(Recorded data)
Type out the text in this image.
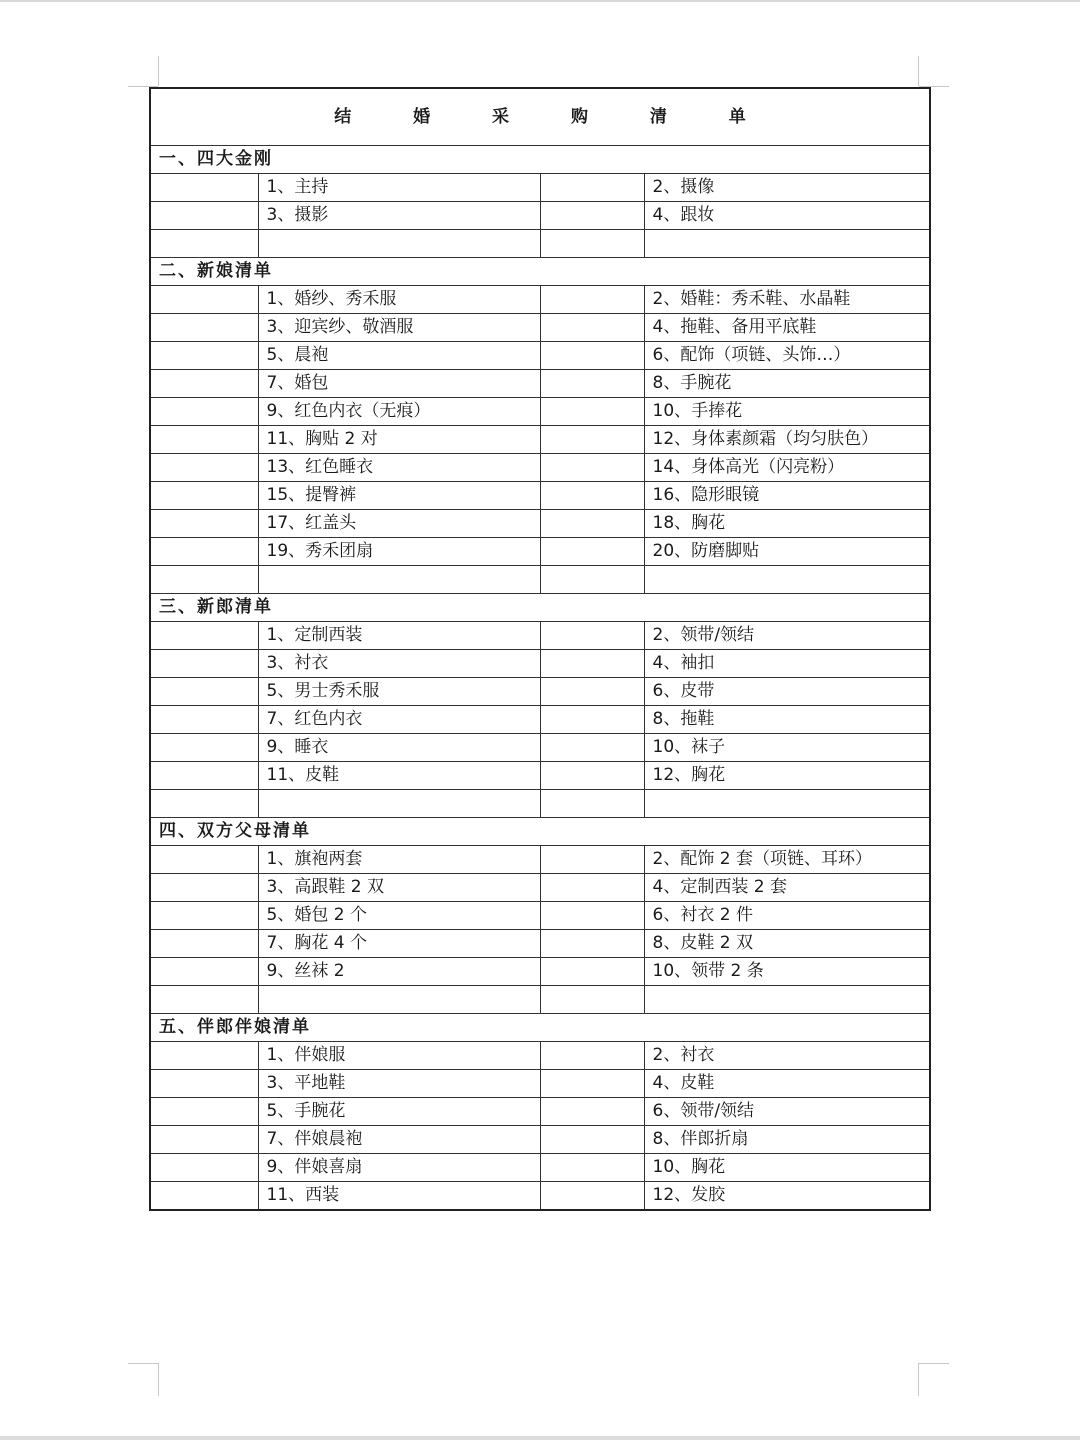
结 婚 采 购 清 单			
一、四大金刚			
	1、主持		2、摄像
	3、摄影		4、跟妆

二、新娘清单			
	1、婚纱、秀禾服		2、婚鞋：秀禾鞋、水晶鞋
	3、迎宾纱、敬酒服		4、拖鞋、备用平底鞋
	5、晨袍		6、配饰（项链、头饰…）
	7、婚包		8、手腕花
	9、红色内衣（无痕）		10、手捧花
	11、胸贴 2 对		12、身体素颜霜（均匀肤色）
	13、红色睡衣		14、身体高光（闪亮粉）
	15、提臀裤		16、隐形眼镜
	17、红盖头		18、胸花
	19、秀禾团扇		20、防磨脚贴

三、新郎清单			
	1、定制西装		2、领带/领结
	3、衬衣		4、袖扣
	5、男士秀禾服		6、皮带
	7、红色内衣		8、拖鞋
	9、睡衣		10、袜子
	11、皮鞋		12、胸花

四、双方父母清单			
	1、旗袍两套		2、配饰 2 套（项链、耳环）
	3、高跟鞋 2 双		4、定制西装 2 套
	5、婚包 2 个		6、衬衣 2 件
	7、胸花 4 个		8、皮鞋 2 双
	9、丝袜 2		10、领带 2 条

五、伴郎伴娘清单			
	1、伴娘服		2、衬衣
	3、平地鞋		4、皮鞋
	5、手腕花		6、领带/领结
	7、伴娘晨袍		8、伴郎折扇
	9、伴娘喜扇		10、胸花
	11、西装		12、发胶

> _TASK BRIEF_:
Copy everything in the records above except the pictures, exactly as written.

> _RESULT OF THIS EXERCISE_:
Type out the text in this image.
结 婚 采 购 清 单			
一、四大金刚			
	1、主持		2、摄像
	3、摄影		4、跟妆

二、新娘清单			
	1、婚纱、秀禾服		2、婚鞋：秀禾鞋、水晶鞋
	3、迎宾纱、敬酒服		4、拖鞋、备用平底鞋
	5、晨袍		6、配饰（项链、头饰…）
	7、婚包		8、手腕花
	9、红色内衣（无痕）		10、手捧花
	11、胸贴 2 对		12、身体素颜霜（均匀肤色）
	13、红色睡衣		14、身体高光（闪亮粉）
	15、提臀裤		16、隐形眼镜
	17、红盖头		18、胸花
	19、秀禾团扇		20、防磨脚贴

三、新郎清单			
	1、定制西装		2、领带/领结
	3、衬衣		4、袖扣
	5、男士秀禾服		6、皮带
	7、红色内衣		8、拖鞋
	9、睡衣		10、袜子
	11、皮鞋		12、胸花

四、双方父母清单			
	1、旗袍两套		2、配饰 2 套（项链、耳环）
	3、高跟鞋 2 双		4、定制西装 2 套
	5、婚包 2 个		6、衬衣 2 件
	7、胸花 4 个		8、皮鞋 2 双
	9、丝袜 2		10、领带 2 条

五、伴郎伴娘清单			
	1、伴娘服		2、衬衣
	3、平地鞋		4、皮鞋
	5、手腕花		6、领带/领结
	7、伴娘晨袍		8、伴郎折扇
	9、伴娘喜扇		10、胸花
	11、西装		12、发胶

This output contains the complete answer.